Transcribe all the records with complete accuracy.

------------------------------------------------

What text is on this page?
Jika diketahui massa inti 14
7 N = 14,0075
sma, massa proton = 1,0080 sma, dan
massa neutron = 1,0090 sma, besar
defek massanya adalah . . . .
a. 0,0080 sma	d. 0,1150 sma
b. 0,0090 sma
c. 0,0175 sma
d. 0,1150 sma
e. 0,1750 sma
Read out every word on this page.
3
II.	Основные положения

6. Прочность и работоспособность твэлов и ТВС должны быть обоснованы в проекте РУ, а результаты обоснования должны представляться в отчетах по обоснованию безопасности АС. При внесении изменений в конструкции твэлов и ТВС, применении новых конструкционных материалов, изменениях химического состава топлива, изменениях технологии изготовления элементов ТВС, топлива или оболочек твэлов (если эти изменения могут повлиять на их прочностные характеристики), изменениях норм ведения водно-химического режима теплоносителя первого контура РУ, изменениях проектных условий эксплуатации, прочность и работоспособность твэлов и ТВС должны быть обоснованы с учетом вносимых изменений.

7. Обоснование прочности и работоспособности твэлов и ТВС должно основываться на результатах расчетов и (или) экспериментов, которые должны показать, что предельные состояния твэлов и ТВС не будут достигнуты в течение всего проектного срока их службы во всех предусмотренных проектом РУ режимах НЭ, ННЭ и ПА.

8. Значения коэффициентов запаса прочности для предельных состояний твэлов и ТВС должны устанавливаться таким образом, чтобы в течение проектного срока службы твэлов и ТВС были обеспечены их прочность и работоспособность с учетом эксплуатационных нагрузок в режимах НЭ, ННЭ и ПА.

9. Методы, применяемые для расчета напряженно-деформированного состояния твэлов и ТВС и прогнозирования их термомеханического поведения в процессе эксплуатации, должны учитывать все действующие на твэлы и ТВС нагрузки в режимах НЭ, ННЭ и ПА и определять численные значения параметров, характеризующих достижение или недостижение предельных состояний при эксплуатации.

------------------------------------------------

Task output:
What text is on this page?
Jika diketahui massa inti 14
7 N = 14,0075
sma, massa proton = 1,0080 sma, dan
massa neutron = 1,0090 sma, besar
defek massanya adalah . . . .
a. 0,0080 sma	d. 0,1150 sma
b. 0,0090 sma
c. 0,0175 sma
d. 0,1150 sma
e. 0,1750 sma
Read out every word on this page.
3
II.	Основные положения

6. Прочность и работоспособность твэлов и ТВС должны быть обоснованы в проекте РУ, а результаты обоснования должны представляться в отчетах по обоснованию безопасности АС. При внесении изменений в конструкции твэлов и ТВС, применении новых конструкционных материалов, изменениях химического состава топлива, изменениях технологии изготовления элементов ТВС, топлива или оболочек твэлов (если эти изменения могут повлиять на их прочностные характеристики), изменениях норм ведения водно-химического режима теплоносителя первого контура РУ, изменениях проектных условий эксплуатации, прочность и работоспособность твэлов и ТВС должны быть обоснованы с учетом вносимых изменений.

7. Обоснование прочности и работоспособности твэлов и ТВС должно основываться на результатах расчетов и (или) экспериментов, которые должны показать, что предельные состояния твэлов и ТВС не будут достигнуты в течение всего проектного срока их службы во всех предусмотренных проектом РУ режимах НЭ, ННЭ и ПА.

8. Значения коэффициентов запаса прочности для предельных состояний твэлов и ТВС должны устанавливаться таким образом, чтобы в течение проектного срока службы твэлов и ТВС были обеспечены их прочность и работоспособность с учетом эксплуатационных нагрузок в режимах НЭ, ННЭ и ПА.

9. Методы, применяемые для расчета напряженно-деформированного состояния твэлов и ТВС и прогнозирования их термомеханического поведения в процессе эксплуатации, должны учитывать все действующие на твэлы и ТВС нагрузки в режимах НЭ, ННЭ и ПА и определять численные значения параметров, характеризующих достижение или недостижение предельных состояний при эксплуатации.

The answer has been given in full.